◆ Short task:
Extract every entry word for word. Skip the pictures.

◆ Supplied information:
....................

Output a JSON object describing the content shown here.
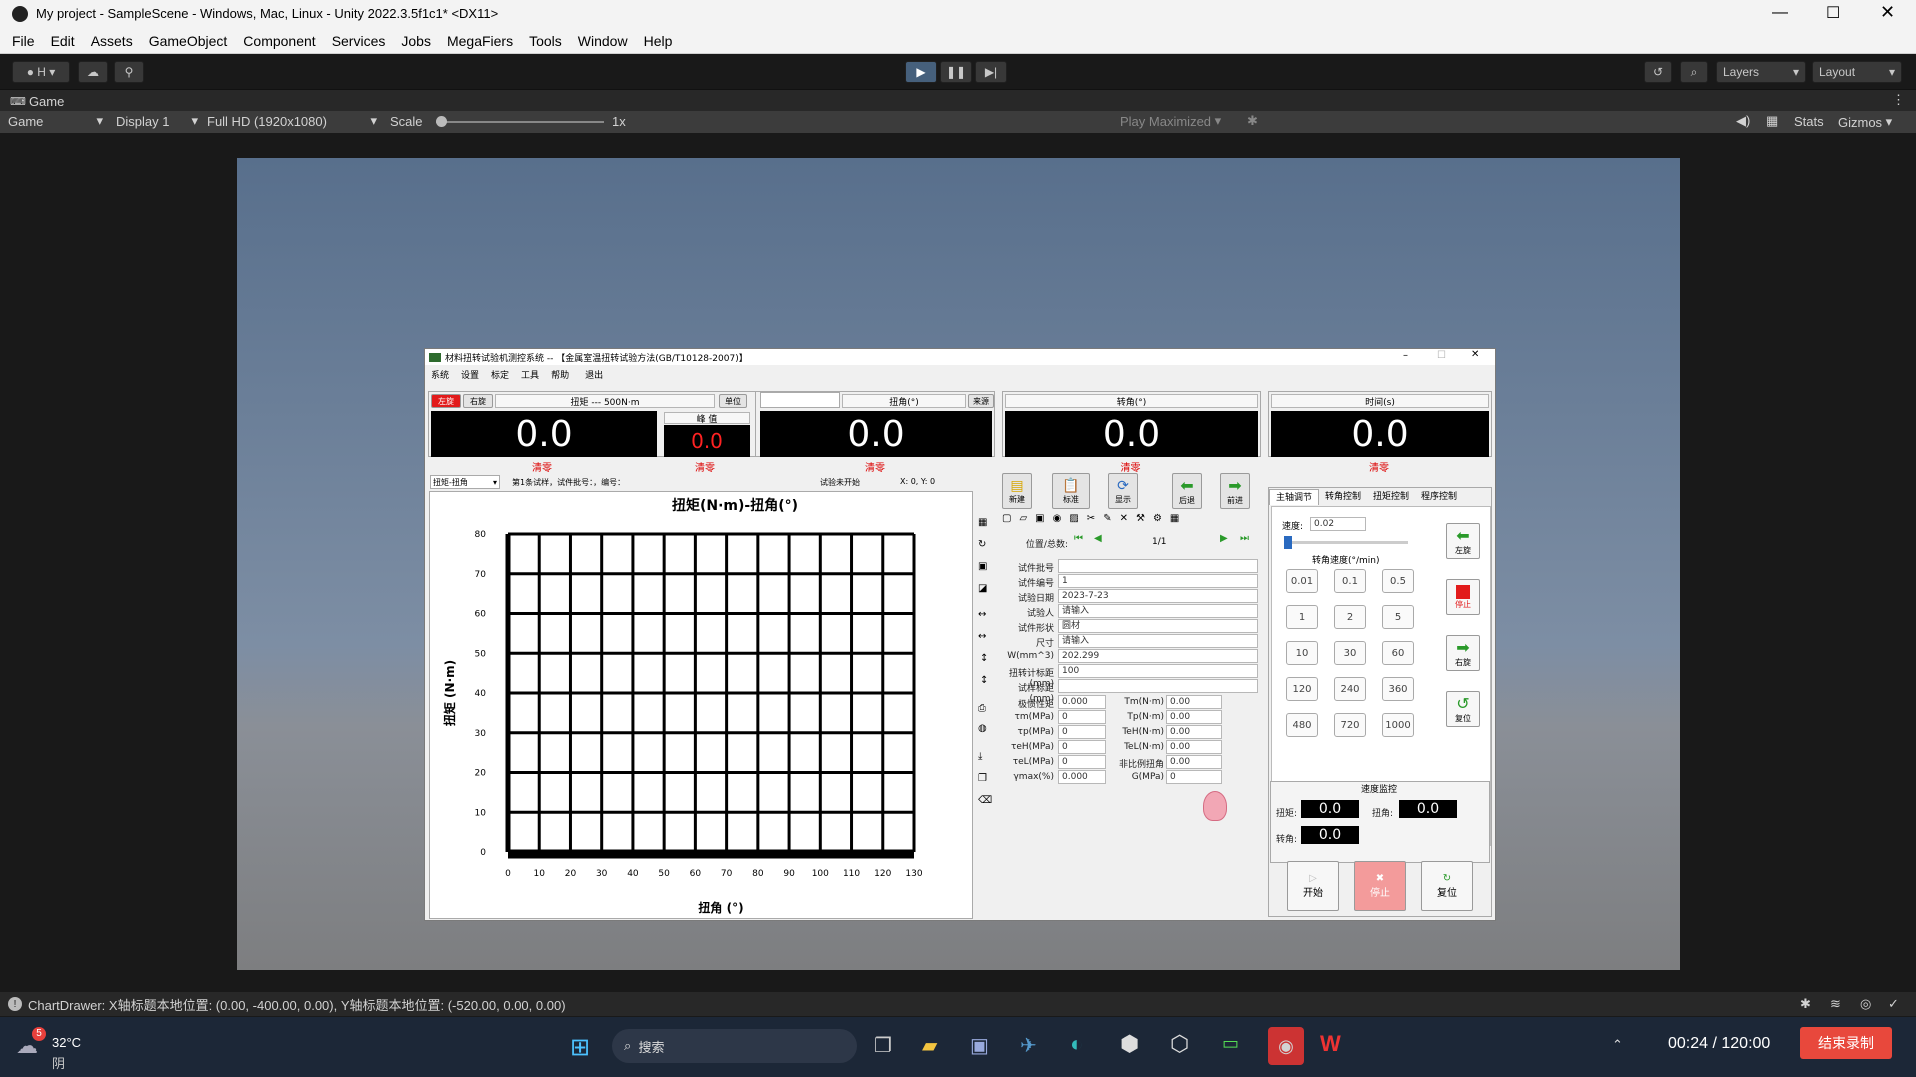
{
  "window": {
    "title": "My project - SampleScene - Windows, Mac, Linux - Unity 2022.3.5f1c1* <DX11>"
  },
  "menu": [
    "File",
    "Edit",
    "Assets",
    "GameObject",
    "Component",
    "Services",
    "Jobs",
    "MegaFiers",
    "Tools",
    "Window",
    "Help"
  ],
  "toolbar": {
    "account": "H",
    "layers": "Layers",
    "layout": "Layout"
  },
  "gametab": {
    "label": "Game"
  },
  "gamebar": {
    "mode": "Game",
    "display": "Display 1",
    "resolution": "Full HD (1920x1080)",
    "scale_label": "Scale",
    "scale_value": "1x",
    "play_maximized": "Play Maximized",
    "stats": "Stats",
    "gizmos": "Gizmos"
  },
  "console": {
    "message": "ChartDrawer: X轴标题本地位置: (0.00, -400.00, 0.00), Y轴标题本地位置: (-520.00, 0.00, 0.00)"
  },
  "app": {
    "title": "材料扭转试验机测控系统 -- 【金属室温扭转试验方法(GB/T10128-2007)】",
    "menu": [
      "系统",
      "设置",
      "标定",
      "工具",
      "帮助",
      "退出"
    ],
    "torque": {
      "left_btn": "左旋",
      "right_btn": "右旋",
      "header": "扭矩 --- 500N·m",
      "unit_btn": "单位",
      "value": "0.0",
      "clear": "清零",
      "peak_label": "峰 值",
      "peak_value": "0.0",
      "peak_clear": "清零"
    },
    "angle": {
      "header": "扭角(°)",
      "src_btn": "来源",
      "value": "0.0",
      "clear": "清零"
    },
    "rotation": {
      "header": "转角(°)",
      "value": "0.0",
      "clear": "清零"
    },
    "time": {
      "header": "时间(s)",
      "value": "0.0",
      "clear": "清零"
    },
    "chartbar": {
      "select": "扭矩-扭角",
      "info": "第1条试样，试件批号：，编号：",
      "status": "试验未开始",
      "coords": "X: 0, Y: 0"
    },
    "form": {
      "toolbar": [
        "新建",
        "标准",
        "显示",
        "后退",
        "前进"
      ],
      "position_label": "位置/总数:",
      "position_value": "1/1",
      "fields": [
        {
          "label": "试件批号",
          "value": ""
        },
        {
          "label": "试件编号",
          "value": "1"
        },
        {
          "label": "试验日期",
          "value": "2023-7-23"
        },
        {
          "label": "试验人",
          "value": "请输入"
        },
        {
          "label": "试件形状",
          "value": "圆材"
        },
        {
          "label": "尺寸",
          "value": "请输入"
        },
        {
          "label": "W(mm^3)",
          "value": "202.299"
        },
        {
          "label": "扭转计标距(mm)",
          "value": "100"
        },
        {
          "label": "试样标距(mm)",
          "value": ""
        }
      ],
      "results_left": [
        {
          "label": "极惯性矩",
          "value": "0.000"
        },
        {
          "label": "τm(MPa)",
          "value": "0"
        },
        {
          "label": "τp(MPa)",
          "value": "0"
        },
        {
          "label": "τeH(MPa)",
          "value": "0"
        },
        {
          "label": "τeL(MPa)",
          "value": "0"
        },
        {
          "label": "γmax(%)",
          "value": "0.000"
        }
      ],
      "results_right": [
        {
          "label": "Tm(N·m)",
          "value": "0.00"
        },
        {
          "label": "Tp(N·m)",
          "value": "0.00"
        },
        {
          "label": "TeH(N·m)",
          "value": "0.00"
        },
        {
          "label": "TeL(N·m)",
          "value": "0.00"
        },
        {
          "label": "非比例扭角",
          "value": "0.00"
        },
        {
          "label": "G(MPa)",
          "value": "0"
        }
      ]
    },
    "control": {
      "tabs": [
        "主轴调节",
        "转角控制",
        "扭矩控制",
        "程序控制"
      ],
      "speed_label": "速度:",
      "speed_value": "0.02",
      "speed_title": "转角速度(°/min)",
      "speeds": [
        "0.01",
        "0.1",
        "0.5",
        "1",
        "2",
        "5",
        "10",
        "30",
        "60",
        "120",
        "240",
        "360",
        "480",
        "720",
        "1000"
      ],
      "side_buttons": [
        "左旋",
        "停止",
        "右旋",
        "复位"
      ],
      "monitor_title": "速度监控",
      "monitor": [
        {
          "label": "扭矩:",
          "value": "0.0"
        },
        {
          "label": "扭角:",
          "value": "0.0"
        },
        {
          "label": "转角:",
          "value": "0.0"
        }
      ],
      "bottom_buttons": [
        "开始",
        "停止",
        "复位"
      ]
    },
    "chart_data": {
      "type": "line",
      "title": "扭矩(N·m)-扭角(°)",
      "xlabel": "扭角 (°)",
      "ylabel": "扭矩 (N·m)",
      "xlim": [
        0,
        130
      ],
      "ylim": [
        0,
        80
      ],
      "xticks": [
        "0",
        "10",
        "20",
        "30",
        "40",
        "50",
        "60",
        "70",
        "80",
        "90",
        "100",
        "110",
        "120",
        "130"
      ],
      "yticks": [
        "0",
        "10",
        "20",
        "30",
        "40",
        "50",
        "60",
        "70",
        "80"
      ],
      "grid": true,
      "series": []
    }
  },
  "taskbar": {
    "weather_temp": "32°C",
    "weather_desc": "阴",
    "weather_badge": "5",
    "search": "搜索",
    "timer": "00:24 / 120:00",
    "end_record": "结束录制"
  }
}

....................

◆ Result for this exercise:
Output a JSON object describing the content shown here.
{
  "window": {
    "title": "My project - SampleScene - Windows, Mac, Linux - Unity 2022.3.5f1c1* <DX11>"
  },
  "menu": [
    "File",
    "Edit",
    "Assets",
    "GameObject",
    "Component",
    "Services",
    "Jobs",
    "MegaFiers",
    "Tools",
    "Window",
    "Help"
  ],
  "toolbar": {
    "account": "H",
    "layers": "Layers",
    "layout": "Layout"
  },
  "gametab": {
    "label": "Game"
  },
  "gamebar": {
    "mode": "Game",
    "display": "Display 1",
    "resolution": "Full HD (1920x1080)",
    "scale_label": "Scale",
    "scale_value": "1x",
    "play_maximized": "Play Maximized",
    "stats": "Stats",
    "gizmos": "Gizmos"
  },
  "console": {
    "message": "ChartDrawer: X轴标题本地位置: (0.00, -400.00, 0.00), Y轴标题本地位置: (-520.00, 0.00, 0.00)"
  },
  "app": {
    "title": "材料扭转试验机测控系统 -- 【金属室温扭转试验方法(GB/T10128-2007)】",
    "menu": [
      "系统",
      "设置",
      "标定",
      "工具",
      "帮助",
      "退出"
    ],
    "torque": {
      "left_btn": "左旋",
      "right_btn": "右旋",
      "header": "扭矩 --- 500N·m",
      "unit_btn": "单位",
      "value": "0.0",
      "clear": "清零",
      "peak_label": "峰 值",
      "peak_value": "0.0",
      "peak_clear": "清零"
    },
    "angle": {
      "header": "扭角(°)",
      "src_btn": "来源",
      "value": "0.0",
      "clear": "清零"
    },
    "rotation": {
      "header": "转角(°)",
      "value": "0.0",
      "clear": "清零"
    },
    "time": {
      "header": "时间(s)",
      "value": "0.0",
      "clear": "清零"
    },
    "chartbar": {
      "select": "扭矩-扭角",
      "info": "第1条试样，试件批号：，编号：",
      "status": "试验未开始",
      "coords": "X: 0, Y: 0"
    },
    "form": {
      "toolbar": [
        "新建",
        "标准",
        "显示",
        "后退",
        "前进"
      ],
      "position_label": "位置/总数:",
      "position_value": "1/1",
      "fields": [
        {
          "label": "试件批号",
          "value": ""
        },
        {
          "label": "试件编号",
          "value": "1"
        },
        {
          "label": "试验日期",
          "value": "2023-7-23"
        },
        {
          "label": "试验人",
          "value": "请输入"
        },
        {
          "label": "试件形状",
          "value": "圆材"
        },
        {
          "label": "尺寸",
          "value": "请输入"
        },
        {
          "label": "W(mm^3)",
          "value": "202.299"
        },
        {
          "label": "扭转计标距(mm)",
          "value": "100"
        },
        {
          "label": "试样标距(mm)",
          "value": ""
        }
      ],
      "results_left": [
        {
          "label": "极惯性矩",
          "value": "0.000"
        },
        {
          "label": "τm(MPa)",
          "value": "0"
        },
        {
          "label": "τp(MPa)",
          "value": "0"
        },
        {
          "label": "τeH(MPa)",
          "value": "0"
        },
        {
          "label": "τeL(MPa)",
          "value": "0"
        },
        {
          "label": "γmax(%)",
          "value": "0.000"
        }
      ],
      "results_right": [
        {
          "label": "Tm(N·m)",
          "value": "0.00"
        },
        {
          "label": "Tp(N·m)",
          "value": "0.00"
        },
        {
          "label": "TeH(N·m)",
          "value": "0.00"
        },
        {
          "label": "TeL(N·m)",
          "value": "0.00"
        },
        {
          "label": "非比例扭角",
          "value": "0.00"
        },
        {
          "label": "G(MPa)",
          "value": "0"
        }
      ]
    },
    "control": {
      "tabs": [
        "主轴调节",
        "转角控制",
        "扭矩控制",
        "程序控制"
      ],
      "speed_label": "速度:",
      "speed_value": "0.02",
      "speed_title": "转角速度(°/min)",
      "speeds": [
        "0.01",
        "0.1",
        "0.5",
        "1",
        "2",
        "5",
        "10",
        "30",
        "60",
        "120",
        "240",
        "360",
        "480",
        "720",
        "1000"
      ],
      "side_buttons": [
        "左旋",
        "停止",
        "右旋",
        "复位"
      ],
      "monitor_title": "速度监控",
      "monitor": [
        {
          "label": "扭矩:",
          "value": "0.0"
        },
        {
          "label": "扭角:",
          "value": "0.0"
        },
        {
          "label": "转角:",
          "value": "0.0"
        }
      ],
      "bottom_buttons": [
        "开始",
        "停止",
        "复位"
      ]
    },
    "chart_data": {
      "type": "line",
      "title": "扭矩(N·m)-扭角(°)",
      "xlabel": "扭角 (°)",
      "ylabel": "扭矩 (N·m)",
      "xlim": [
        0,
        130
      ],
      "ylim": [
        0,
        80
      ],
      "xticks": [
        "0",
        "10",
        "20",
        "30",
        "40",
        "50",
        "60",
        "70",
        "80",
        "90",
        "100",
        "110",
        "120",
        "130"
      ],
      "yticks": [
        "0",
        "10",
        "20",
        "30",
        "40",
        "50",
        "60",
        "70",
        "80"
      ],
      "grid": true,
      "series": []
    }
  },
  "taskbar": {
    "weather_temp": "32°C",
    "weather_desc": "阴",
    "weather_badge": "5",
    "search": "搜索",
    "timer": "00:24 / 120:00",
    "end_record": "结束录制"
  }
}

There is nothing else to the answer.